- Records for processing -
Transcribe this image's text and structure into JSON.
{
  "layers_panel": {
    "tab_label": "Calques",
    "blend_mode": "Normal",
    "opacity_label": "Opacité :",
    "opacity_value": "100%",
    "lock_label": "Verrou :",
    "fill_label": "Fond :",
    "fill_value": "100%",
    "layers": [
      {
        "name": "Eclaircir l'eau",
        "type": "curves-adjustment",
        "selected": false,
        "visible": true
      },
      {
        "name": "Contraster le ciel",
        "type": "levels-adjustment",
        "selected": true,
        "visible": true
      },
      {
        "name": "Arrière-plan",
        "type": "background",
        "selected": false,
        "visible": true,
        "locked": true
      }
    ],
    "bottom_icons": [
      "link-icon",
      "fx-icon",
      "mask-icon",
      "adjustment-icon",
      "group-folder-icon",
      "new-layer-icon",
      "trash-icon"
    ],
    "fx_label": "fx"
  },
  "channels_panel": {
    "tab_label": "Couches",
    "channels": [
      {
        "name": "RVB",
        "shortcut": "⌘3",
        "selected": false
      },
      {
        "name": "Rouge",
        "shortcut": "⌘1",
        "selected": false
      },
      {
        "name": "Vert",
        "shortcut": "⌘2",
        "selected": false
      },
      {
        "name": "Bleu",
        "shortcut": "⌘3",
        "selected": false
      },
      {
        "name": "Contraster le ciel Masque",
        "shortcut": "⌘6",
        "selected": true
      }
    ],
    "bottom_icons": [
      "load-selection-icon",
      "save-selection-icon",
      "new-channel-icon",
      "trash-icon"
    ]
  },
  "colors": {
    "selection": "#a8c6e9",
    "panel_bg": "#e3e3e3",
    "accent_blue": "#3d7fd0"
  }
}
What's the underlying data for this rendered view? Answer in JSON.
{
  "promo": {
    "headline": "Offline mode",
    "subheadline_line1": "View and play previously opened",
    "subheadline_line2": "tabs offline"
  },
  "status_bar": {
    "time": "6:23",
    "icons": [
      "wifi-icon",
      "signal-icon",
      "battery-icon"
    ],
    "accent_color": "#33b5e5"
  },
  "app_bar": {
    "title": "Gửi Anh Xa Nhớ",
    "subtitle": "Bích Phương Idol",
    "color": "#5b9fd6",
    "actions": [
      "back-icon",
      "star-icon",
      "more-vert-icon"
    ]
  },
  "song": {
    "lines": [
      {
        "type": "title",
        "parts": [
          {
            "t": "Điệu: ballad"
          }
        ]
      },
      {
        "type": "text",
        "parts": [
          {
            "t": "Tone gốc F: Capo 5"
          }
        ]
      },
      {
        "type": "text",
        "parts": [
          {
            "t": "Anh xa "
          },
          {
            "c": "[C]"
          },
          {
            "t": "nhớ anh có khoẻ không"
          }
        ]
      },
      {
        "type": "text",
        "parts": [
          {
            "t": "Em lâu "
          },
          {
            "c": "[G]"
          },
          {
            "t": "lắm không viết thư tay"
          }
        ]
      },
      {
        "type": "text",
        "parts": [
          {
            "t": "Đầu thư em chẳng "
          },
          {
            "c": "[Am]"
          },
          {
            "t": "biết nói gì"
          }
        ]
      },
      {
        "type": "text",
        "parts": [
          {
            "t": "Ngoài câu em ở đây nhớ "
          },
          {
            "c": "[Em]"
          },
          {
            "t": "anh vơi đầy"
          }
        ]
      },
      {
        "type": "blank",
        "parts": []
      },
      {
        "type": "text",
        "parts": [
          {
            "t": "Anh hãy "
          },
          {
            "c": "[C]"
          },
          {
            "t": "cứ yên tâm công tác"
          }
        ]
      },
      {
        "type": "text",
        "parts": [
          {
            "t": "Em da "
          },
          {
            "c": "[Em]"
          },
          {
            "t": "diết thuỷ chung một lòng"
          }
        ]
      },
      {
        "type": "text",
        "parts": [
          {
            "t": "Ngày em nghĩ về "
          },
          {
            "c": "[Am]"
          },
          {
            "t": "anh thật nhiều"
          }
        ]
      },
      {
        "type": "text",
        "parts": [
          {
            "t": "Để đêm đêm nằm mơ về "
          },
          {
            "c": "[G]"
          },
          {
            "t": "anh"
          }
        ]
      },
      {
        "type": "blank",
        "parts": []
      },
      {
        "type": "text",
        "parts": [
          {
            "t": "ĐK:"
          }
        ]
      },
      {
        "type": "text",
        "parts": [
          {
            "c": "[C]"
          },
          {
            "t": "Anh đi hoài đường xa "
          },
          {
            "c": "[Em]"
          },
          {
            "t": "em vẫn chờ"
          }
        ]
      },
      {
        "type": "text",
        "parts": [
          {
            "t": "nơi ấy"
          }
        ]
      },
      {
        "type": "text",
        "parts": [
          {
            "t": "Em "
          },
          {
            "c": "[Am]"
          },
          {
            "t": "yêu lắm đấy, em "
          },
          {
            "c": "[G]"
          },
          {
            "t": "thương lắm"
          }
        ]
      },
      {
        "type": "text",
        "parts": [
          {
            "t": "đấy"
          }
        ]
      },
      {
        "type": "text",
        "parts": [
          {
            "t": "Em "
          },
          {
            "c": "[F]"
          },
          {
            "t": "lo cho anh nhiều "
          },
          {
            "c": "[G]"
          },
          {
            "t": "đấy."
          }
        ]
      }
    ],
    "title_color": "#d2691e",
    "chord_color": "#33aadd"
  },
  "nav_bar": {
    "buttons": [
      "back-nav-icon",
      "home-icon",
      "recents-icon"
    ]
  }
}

* * *

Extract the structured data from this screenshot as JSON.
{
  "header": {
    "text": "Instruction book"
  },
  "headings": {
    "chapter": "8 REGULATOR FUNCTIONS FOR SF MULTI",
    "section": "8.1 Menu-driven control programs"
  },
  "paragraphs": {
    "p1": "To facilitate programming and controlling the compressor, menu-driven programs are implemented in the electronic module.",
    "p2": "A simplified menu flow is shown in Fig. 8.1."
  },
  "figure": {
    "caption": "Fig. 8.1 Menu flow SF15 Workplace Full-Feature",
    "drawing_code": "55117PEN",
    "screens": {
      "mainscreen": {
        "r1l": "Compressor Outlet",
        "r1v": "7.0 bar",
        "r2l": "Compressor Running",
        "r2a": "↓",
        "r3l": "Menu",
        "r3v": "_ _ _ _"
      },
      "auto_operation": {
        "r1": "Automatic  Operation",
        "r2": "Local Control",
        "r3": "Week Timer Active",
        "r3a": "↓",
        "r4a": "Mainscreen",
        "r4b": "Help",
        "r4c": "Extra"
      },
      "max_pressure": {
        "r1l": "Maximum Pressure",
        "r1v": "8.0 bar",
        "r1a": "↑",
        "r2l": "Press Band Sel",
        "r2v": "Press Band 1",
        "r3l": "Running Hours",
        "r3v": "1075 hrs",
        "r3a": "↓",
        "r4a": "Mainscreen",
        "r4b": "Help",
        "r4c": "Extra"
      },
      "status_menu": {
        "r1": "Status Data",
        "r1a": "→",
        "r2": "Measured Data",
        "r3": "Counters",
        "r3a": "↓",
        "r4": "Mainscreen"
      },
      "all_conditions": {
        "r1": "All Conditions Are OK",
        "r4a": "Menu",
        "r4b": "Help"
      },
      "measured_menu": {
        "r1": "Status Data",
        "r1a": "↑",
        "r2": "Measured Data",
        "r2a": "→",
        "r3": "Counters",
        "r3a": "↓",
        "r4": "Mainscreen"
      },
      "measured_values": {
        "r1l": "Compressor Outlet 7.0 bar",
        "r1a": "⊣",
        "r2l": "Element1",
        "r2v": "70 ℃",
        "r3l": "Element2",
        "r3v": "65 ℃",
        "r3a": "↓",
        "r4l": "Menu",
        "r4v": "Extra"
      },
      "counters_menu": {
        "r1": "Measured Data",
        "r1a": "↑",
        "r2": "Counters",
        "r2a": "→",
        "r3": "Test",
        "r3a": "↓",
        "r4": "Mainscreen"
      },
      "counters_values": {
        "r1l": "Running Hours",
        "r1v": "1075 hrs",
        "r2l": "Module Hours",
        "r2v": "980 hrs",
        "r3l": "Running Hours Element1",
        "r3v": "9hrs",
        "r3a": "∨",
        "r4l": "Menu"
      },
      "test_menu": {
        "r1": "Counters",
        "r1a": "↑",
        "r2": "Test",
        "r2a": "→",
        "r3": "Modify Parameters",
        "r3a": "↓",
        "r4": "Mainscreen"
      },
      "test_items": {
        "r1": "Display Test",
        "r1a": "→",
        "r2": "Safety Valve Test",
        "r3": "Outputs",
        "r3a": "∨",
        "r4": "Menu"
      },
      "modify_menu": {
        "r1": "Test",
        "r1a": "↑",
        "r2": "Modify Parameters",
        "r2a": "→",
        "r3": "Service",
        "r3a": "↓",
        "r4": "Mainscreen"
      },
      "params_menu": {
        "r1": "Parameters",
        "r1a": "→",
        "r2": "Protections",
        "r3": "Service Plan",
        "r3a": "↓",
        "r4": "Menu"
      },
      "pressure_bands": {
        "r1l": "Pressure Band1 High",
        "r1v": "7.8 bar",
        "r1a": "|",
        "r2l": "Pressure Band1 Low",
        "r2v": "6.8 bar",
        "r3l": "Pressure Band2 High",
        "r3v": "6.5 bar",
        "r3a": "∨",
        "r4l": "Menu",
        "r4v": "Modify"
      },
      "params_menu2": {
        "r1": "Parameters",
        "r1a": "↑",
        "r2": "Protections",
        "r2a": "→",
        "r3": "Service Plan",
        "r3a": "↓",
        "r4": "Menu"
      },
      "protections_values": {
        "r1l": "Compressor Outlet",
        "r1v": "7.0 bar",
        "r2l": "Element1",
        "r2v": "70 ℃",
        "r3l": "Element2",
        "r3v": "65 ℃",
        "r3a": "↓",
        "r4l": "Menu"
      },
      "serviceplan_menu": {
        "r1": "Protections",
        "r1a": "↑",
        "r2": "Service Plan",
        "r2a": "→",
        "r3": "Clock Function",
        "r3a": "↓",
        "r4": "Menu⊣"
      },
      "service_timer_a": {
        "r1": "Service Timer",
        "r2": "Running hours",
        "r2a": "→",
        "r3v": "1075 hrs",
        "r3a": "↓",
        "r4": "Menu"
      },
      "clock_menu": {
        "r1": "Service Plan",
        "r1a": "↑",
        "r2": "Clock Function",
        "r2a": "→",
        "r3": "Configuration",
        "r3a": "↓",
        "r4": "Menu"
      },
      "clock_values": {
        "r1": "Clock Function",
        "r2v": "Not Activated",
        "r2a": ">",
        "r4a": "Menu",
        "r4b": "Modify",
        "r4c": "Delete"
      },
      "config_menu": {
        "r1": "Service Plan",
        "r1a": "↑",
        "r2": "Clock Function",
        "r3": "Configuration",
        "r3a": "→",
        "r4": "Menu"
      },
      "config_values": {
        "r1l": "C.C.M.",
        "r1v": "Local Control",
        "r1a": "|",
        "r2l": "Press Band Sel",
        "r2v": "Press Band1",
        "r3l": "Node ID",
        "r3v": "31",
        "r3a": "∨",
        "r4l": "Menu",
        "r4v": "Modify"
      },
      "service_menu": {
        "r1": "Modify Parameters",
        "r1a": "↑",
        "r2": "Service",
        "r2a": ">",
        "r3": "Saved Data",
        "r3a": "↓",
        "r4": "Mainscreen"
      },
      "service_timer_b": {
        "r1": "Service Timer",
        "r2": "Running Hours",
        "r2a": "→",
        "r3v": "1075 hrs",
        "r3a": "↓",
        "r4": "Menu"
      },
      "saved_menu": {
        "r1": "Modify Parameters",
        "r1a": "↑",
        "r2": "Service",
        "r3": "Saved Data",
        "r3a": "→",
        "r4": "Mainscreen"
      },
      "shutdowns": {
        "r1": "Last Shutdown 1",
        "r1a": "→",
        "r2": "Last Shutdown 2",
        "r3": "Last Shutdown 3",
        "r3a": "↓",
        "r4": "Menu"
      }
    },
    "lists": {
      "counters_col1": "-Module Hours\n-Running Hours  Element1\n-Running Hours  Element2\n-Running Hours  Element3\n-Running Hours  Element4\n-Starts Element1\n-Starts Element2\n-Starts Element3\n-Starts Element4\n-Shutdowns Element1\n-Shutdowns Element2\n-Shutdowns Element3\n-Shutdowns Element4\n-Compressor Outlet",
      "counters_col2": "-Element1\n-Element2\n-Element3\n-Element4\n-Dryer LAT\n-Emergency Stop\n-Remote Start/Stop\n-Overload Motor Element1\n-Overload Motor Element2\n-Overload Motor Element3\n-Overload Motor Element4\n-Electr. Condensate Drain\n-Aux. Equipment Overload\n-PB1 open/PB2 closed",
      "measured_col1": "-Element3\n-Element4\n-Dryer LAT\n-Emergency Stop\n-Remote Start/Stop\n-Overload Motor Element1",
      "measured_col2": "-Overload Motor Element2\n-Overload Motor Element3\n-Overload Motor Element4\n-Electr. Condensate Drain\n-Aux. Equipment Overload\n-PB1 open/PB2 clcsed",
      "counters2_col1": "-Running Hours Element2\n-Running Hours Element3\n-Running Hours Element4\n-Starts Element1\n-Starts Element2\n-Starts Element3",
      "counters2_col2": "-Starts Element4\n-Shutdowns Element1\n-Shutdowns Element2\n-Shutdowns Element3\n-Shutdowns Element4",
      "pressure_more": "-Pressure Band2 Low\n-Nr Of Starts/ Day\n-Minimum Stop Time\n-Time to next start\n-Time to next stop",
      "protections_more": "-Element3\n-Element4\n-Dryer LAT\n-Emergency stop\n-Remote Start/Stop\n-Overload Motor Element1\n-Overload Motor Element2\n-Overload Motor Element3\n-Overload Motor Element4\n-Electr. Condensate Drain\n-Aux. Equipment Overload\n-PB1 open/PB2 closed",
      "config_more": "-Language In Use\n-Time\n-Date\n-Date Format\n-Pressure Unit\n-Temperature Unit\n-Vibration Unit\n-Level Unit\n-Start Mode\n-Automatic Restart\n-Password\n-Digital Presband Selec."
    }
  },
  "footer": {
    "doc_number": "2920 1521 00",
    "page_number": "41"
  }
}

--

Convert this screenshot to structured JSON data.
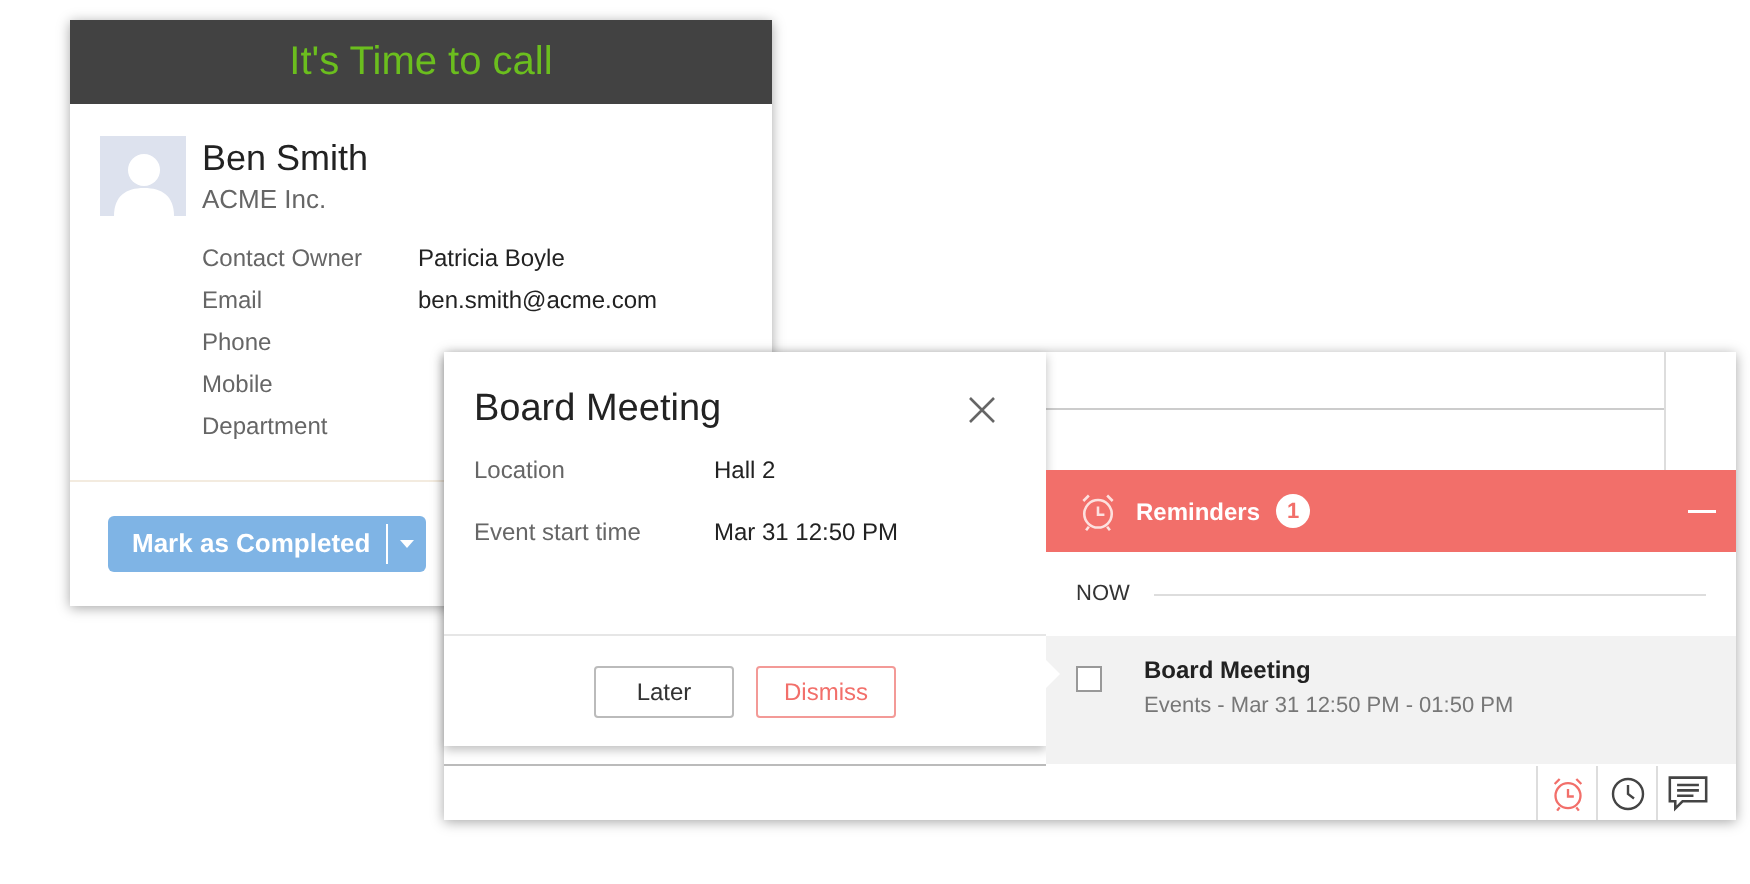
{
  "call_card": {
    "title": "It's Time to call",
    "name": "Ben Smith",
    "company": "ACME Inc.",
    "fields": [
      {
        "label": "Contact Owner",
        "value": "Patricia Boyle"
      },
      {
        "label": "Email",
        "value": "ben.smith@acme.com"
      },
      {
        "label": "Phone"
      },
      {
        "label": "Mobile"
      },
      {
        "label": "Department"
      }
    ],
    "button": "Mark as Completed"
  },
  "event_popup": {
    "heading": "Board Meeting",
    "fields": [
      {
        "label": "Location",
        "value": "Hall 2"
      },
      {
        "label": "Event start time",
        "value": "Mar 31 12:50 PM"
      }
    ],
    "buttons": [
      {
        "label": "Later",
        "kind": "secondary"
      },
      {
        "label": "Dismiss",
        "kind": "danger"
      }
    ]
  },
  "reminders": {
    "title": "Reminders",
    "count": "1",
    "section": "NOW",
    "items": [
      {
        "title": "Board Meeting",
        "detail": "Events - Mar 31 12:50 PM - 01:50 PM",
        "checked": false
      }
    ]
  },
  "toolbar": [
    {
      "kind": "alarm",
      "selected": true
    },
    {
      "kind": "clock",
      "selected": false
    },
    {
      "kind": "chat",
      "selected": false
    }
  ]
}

- Problem -
Only lines that contain the word "Last" are wanted; copy each of them.

- Task answer -
        "r1": "Last Shutdown 1",
        "r2": "Last Shutdown 2",
        "r3": "Last Shutdown 3",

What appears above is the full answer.